>> Begin Stored data
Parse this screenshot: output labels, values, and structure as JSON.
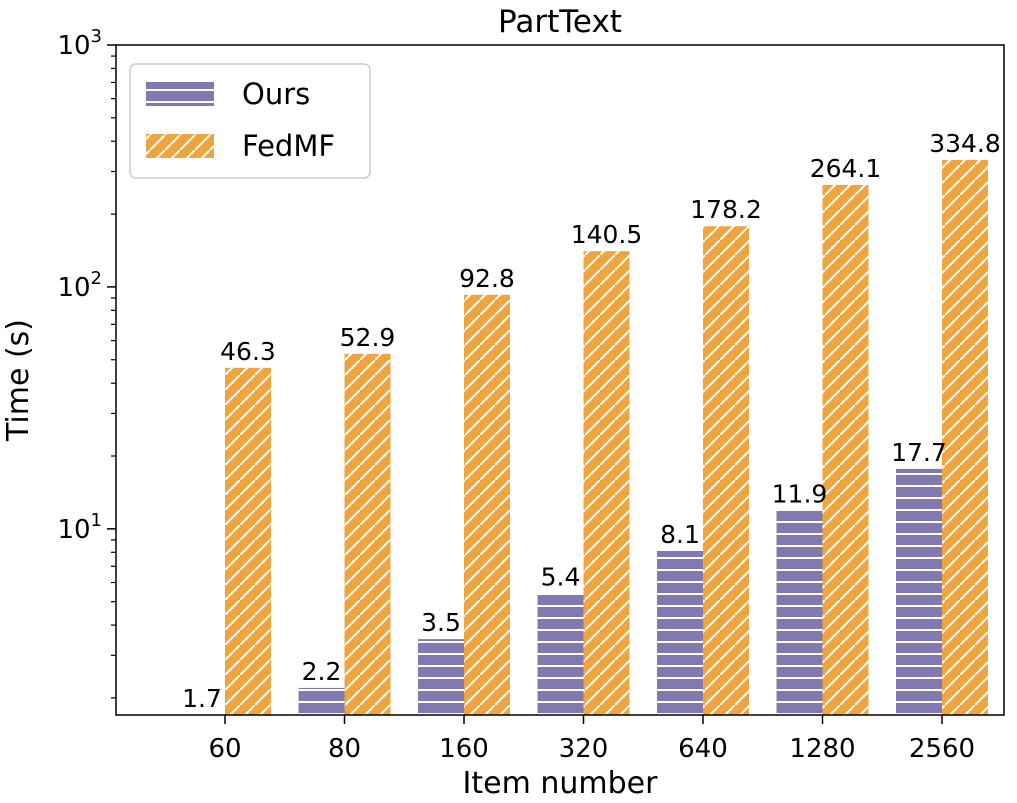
{
  "chart_data": {
    "type": "bar",
    "title": "PartText",
    "xlabel": "Item number",
    "ylabel": "Time (s)",
    "y_scale": "log",
    "ylim": [
      1.7,
      1000
    ],
    "y_ticks": [
      {
        "value": 10,
        "base": "10",
        "exp": "1"
      },
      {
        "value": 100,
        "base": "10",
        "exp": "2"
      },
      {
        "value": 1000,
        "base": "10",
        "exp": "3"
      }
    ],
    "categories": [
      "60",
      "80",
      "160",
      "320",
      "640",
      "1280",
      "2560"
    ],
    "series": [
      {
        "name": "Ours",
        "color": "#8279B0",
        "hatch": "horizontal",
        "values": [
          1.7,
          2.2,
          3.5,
          5.4,
          8.1,
          11.9,
          17.7
        ],
        "labels": [
          "1.7",
          "2.2",
          "3.5",
          "5.4",
          "8.1",
          "11.9",
          "17.7"
        ]
      },
      {
        "name": "FedMF",
        "color": "#F0A43E",
        "hatch": "diagonal",
        "values": [
          46.3,
          52.9,
          92.8,
          140.5,
          178.2,
          264.1,
          334.8
        ],
        "labels": [
          "46.3",
          "52.9",
          "92.8",
          "140.5",
          "178.2",
          "264.1",
          "334.8"
        ]
      }
    ],
    "legend_position": "top-left",
    "grid": false
  }
}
>> End Stored data
» Exercise prompt: Reproduce every line above as written, skipping pictures.

» The solution:
Parse this screenshot: output labels, values, and structure as JSON.
{
  "chart_data": {
    "type": "bar",
    "title": "PartText",
    "xlabel": "Item number",
    "ylabel": "Time (s)",
    "y_scale": "log",
    "ylim": [
      1.7,
      1000
    ],
    "y_ticks": [
      {
        "value": 10,
        "base": "10",
        "exp": "1"
      },
      {
        "value": 100,
        "base": "10",
        "exp": "2"
      },
      {
        "value": 1000,
        "base": "10",
        "exp": "3"
      }
    ],
    "categories": [
      "60",
      "80",
      "160",
      "320",
      "640",
      "1280",
      "2560"
    ],
    "series": [
      {
        "name": "Ours",
        "color": "#8279B0",
        "hatch": "horizontal",
        "values": [
          1.7,
          2.2,
          3.5,
          5.4,
          8.1,
          11.9,
          17.7
        ],
        "labels": [
          "1.7",
          "2.2",
          "3.5",
          "5.4",
          "8.1",
          "11.9",
          "17.7"
        ]
      },
      {
        "name": "FedMF",
        "color": "#F0A43E",
        "hatch": "diagonal",
        "values": [
          46.3,
          52.9,
          92.8,
          140.5,
          178.2,
          264.1,
          334.8
        ],
        "labels": [
          "46.3",
          "52.9",
          "92.8",
          "140.5",
          "178.2",
          "264.1",
          "334.8"
        ]
      }
    ],
    "legend_position": "top-left",
    "grid": false
  }
}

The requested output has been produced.